* Stated task A *
Transcribe the People's Encounter film entry word for word, from "People's Encounter is" to "film of Srikanth.".
* Stated task B *
Answer these about the People's Encounter film entry:
(i) Who wrote the music for the film?
(ii) Which production company made it?
(iii) Whose debut film was it?

* Page extract *
Begin
- Directed by: A. Mohan Gandhi
- Starring: Vinod Kumar Bhanupriya
- Cinematography: D. Prasad Babu
- Music by: M. M. Keeravani
- Production company: Ushakiran Movies
- Release date: 1 March 1991;
- Country: India
- Language: Telugu

= People's Encounter =

People's Encounter is a 1991 Indian Telugu-language film directed by Mohan Gandhi and starring Vinod Kumar and Bhanupriya. The film is based on the situations in Andhra Pradesh in the early 1990s. It was the debut film of Srikanth.
End
* Source excerpt *
Begin
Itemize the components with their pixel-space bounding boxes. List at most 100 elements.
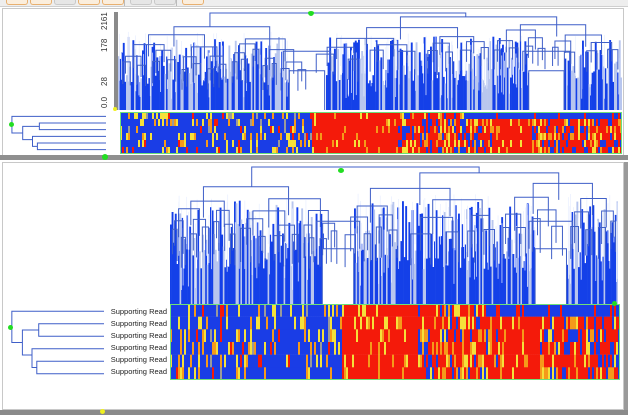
End
* Task result A *
People's Encounter is a 1991 Indian Telugu-language film directed by Mohan Gandhi and starring Vinod Kumar and Bhanupriya. The film is based on the situations in Andhra Pradesh in the early 1990s. It was the debut film of Srikanth.

* Task result B *
(i) M. M. Keeravani
(ii) Ushakiran Movies
(iii) Srikanth